- Exercise directions
Return all lines that include the string "name".

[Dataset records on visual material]
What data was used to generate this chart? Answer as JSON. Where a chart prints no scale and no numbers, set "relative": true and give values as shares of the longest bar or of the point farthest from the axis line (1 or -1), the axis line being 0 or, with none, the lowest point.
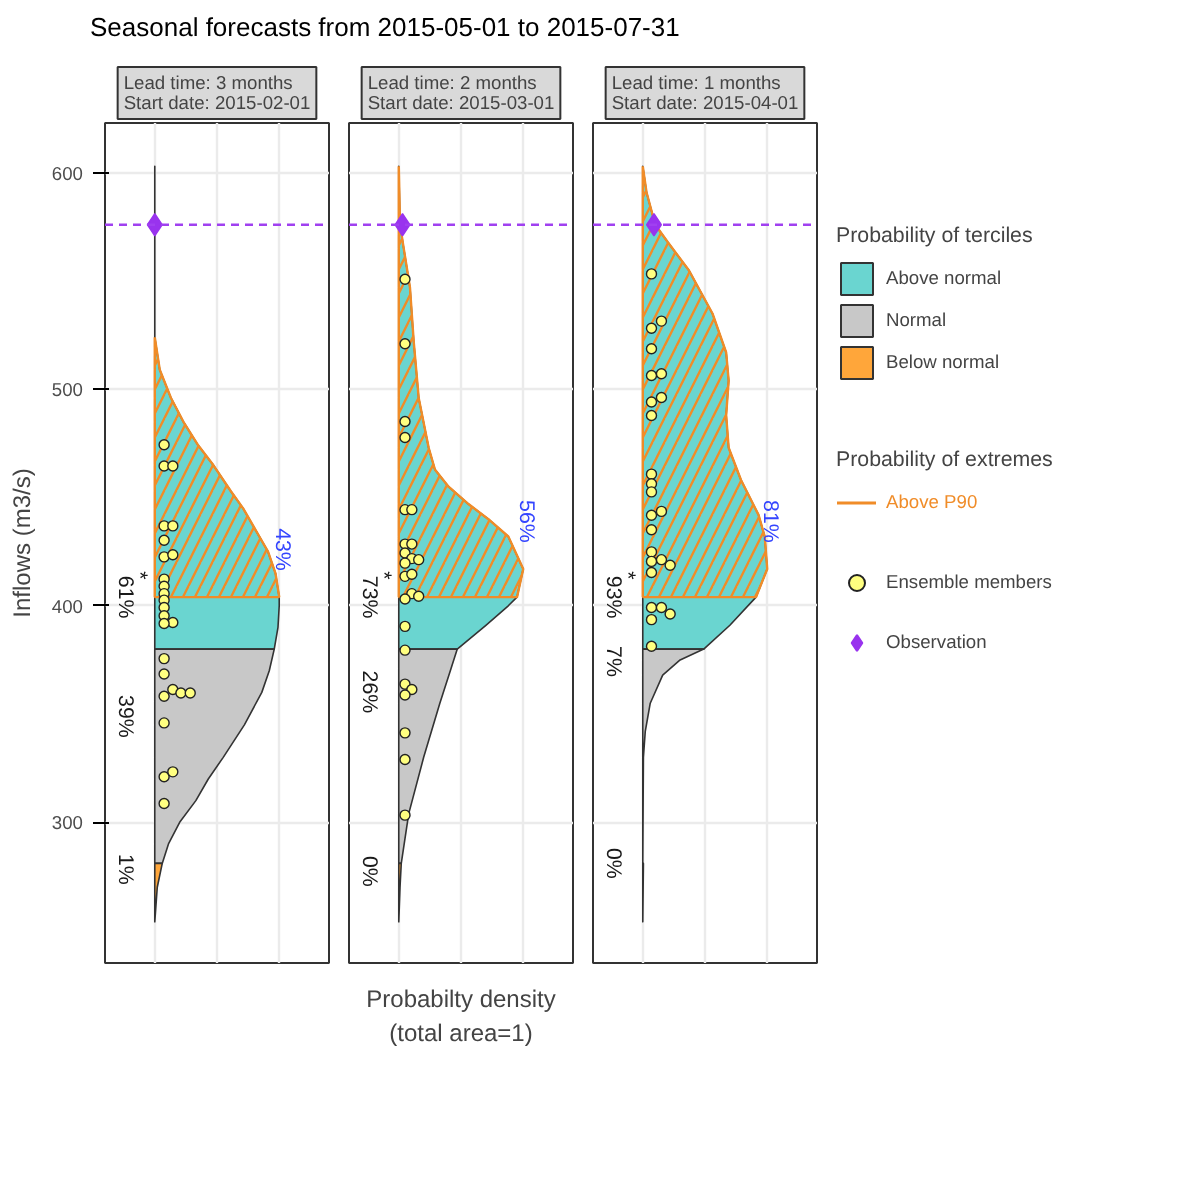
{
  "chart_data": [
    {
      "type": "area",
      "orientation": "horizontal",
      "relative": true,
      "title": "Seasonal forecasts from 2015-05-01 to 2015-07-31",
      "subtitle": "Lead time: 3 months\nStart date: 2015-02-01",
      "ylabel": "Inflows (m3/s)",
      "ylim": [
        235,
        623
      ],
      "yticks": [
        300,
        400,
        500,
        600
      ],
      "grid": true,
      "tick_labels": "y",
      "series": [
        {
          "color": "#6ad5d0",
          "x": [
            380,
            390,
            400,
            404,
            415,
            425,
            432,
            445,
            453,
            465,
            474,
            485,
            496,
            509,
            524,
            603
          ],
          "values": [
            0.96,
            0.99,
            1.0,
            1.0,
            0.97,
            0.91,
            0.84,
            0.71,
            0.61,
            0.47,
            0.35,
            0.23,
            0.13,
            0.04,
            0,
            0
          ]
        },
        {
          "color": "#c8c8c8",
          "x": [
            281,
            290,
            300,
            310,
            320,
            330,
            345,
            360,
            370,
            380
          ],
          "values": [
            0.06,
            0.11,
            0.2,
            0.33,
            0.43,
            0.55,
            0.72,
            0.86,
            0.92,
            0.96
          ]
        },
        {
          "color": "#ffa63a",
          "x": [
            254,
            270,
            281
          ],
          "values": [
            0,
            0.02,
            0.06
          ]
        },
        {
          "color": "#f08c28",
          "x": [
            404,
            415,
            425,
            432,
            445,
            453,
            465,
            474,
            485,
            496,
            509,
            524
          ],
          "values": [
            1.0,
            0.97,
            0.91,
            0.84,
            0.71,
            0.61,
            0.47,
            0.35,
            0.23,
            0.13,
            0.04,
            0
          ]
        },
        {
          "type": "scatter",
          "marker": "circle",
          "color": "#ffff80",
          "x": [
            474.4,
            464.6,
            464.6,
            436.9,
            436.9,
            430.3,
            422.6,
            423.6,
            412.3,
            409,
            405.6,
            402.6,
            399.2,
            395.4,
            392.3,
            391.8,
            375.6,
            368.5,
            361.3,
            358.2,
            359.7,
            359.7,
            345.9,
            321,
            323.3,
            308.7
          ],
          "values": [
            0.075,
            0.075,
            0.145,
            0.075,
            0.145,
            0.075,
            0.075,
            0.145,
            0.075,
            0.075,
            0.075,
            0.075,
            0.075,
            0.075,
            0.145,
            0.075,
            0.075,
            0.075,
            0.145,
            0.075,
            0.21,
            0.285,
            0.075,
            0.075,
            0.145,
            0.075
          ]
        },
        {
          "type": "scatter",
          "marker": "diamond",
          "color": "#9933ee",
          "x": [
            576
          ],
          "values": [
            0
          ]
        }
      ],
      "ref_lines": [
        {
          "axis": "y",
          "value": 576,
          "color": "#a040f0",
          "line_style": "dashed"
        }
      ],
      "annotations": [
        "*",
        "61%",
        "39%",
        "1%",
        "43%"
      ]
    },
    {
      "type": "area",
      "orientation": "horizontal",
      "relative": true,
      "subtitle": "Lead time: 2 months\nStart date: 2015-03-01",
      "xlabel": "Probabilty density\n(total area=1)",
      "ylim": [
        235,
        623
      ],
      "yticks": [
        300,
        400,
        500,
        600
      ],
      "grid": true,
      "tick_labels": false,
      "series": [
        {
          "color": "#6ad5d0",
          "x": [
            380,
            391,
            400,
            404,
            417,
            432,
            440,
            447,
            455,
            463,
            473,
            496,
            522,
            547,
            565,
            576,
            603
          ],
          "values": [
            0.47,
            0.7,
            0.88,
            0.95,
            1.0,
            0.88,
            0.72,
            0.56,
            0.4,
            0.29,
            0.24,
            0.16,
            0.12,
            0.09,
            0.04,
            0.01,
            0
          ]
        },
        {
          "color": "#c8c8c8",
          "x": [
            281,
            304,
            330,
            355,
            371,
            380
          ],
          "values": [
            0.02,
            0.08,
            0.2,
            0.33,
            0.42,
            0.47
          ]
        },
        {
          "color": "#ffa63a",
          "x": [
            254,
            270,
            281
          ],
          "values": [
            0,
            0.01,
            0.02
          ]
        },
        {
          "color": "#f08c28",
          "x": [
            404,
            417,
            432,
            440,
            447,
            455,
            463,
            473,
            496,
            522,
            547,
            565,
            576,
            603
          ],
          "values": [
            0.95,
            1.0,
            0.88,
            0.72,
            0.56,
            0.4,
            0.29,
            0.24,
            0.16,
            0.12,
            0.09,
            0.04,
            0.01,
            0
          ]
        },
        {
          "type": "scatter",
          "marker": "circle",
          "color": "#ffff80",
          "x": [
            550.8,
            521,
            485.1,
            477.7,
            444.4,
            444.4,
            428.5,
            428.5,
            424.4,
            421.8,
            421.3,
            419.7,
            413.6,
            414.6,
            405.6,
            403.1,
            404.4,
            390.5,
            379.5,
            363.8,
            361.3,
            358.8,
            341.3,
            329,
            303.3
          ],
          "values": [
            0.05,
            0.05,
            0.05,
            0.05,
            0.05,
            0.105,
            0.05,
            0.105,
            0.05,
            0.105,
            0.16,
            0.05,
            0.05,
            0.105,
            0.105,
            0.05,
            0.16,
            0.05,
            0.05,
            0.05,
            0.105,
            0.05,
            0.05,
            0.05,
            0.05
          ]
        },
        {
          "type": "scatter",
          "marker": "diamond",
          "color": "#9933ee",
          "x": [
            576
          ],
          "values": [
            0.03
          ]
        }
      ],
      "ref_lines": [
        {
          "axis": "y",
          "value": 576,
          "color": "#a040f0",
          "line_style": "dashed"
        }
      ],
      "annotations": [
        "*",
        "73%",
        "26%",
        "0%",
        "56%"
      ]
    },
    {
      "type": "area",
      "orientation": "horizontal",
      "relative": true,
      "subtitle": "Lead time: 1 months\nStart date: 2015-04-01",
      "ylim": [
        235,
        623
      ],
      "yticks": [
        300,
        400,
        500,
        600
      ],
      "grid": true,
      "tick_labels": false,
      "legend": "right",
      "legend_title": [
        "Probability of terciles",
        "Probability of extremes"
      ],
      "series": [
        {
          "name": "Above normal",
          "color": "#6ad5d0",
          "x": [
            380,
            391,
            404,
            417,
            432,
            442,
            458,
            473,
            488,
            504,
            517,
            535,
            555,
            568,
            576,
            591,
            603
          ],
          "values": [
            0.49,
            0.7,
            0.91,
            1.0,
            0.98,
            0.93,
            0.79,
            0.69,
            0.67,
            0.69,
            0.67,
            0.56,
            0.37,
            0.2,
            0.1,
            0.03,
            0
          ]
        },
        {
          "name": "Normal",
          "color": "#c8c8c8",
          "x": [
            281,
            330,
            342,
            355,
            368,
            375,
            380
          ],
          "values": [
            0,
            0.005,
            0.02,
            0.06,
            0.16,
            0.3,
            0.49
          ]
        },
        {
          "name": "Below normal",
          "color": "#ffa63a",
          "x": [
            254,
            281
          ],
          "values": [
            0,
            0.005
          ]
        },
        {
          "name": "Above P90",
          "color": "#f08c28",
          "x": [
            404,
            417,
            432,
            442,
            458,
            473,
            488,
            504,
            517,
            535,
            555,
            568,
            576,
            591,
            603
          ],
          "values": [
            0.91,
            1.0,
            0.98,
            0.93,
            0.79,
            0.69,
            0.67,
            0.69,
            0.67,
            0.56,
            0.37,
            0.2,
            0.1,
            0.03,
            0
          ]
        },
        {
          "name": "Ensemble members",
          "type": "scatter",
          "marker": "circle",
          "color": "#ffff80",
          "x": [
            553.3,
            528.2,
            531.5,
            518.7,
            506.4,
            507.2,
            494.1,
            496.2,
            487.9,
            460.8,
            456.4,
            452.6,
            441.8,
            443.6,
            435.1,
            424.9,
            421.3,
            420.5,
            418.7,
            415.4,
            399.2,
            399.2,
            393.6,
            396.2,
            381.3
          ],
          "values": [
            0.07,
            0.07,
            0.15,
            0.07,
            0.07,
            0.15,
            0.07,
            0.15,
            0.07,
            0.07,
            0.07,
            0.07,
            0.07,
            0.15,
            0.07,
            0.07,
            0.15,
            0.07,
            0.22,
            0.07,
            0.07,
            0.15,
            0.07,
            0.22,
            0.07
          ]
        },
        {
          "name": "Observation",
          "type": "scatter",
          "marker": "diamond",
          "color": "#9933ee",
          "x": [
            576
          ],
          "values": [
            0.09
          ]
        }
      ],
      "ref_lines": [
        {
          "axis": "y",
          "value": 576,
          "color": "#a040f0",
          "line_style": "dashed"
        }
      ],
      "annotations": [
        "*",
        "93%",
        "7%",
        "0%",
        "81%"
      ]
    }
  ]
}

- Written response
          "name": "Above normal",
          "name": "Normal",
          "name": "Below normal",
          "name": "Above P90",
          "name": "Ensemble members",
          "name": "Observation",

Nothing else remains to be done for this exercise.